- [Task instructions]
Locate each line containing the string "Model" and copy it out.

- [Records]
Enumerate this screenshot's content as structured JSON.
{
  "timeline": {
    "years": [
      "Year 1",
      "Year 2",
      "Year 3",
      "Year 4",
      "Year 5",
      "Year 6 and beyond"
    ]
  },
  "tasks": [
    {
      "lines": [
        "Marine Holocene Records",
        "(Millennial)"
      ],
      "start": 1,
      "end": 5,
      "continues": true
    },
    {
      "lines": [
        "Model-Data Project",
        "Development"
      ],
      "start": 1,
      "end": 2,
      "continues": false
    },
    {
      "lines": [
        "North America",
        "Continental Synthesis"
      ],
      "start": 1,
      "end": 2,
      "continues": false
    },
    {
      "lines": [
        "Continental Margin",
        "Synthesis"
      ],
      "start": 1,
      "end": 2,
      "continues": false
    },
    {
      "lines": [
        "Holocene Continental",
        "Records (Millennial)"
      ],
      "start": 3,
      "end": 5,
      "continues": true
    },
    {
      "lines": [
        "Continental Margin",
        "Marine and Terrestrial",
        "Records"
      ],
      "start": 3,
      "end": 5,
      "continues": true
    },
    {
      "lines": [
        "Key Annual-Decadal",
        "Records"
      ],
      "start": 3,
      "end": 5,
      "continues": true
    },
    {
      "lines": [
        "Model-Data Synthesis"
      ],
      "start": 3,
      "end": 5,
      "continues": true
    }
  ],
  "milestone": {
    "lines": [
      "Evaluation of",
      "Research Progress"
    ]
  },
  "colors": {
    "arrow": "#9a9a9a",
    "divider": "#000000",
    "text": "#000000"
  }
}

- [Output of the task]
        "Model-Data Project",
        "Model-Data Synthesis"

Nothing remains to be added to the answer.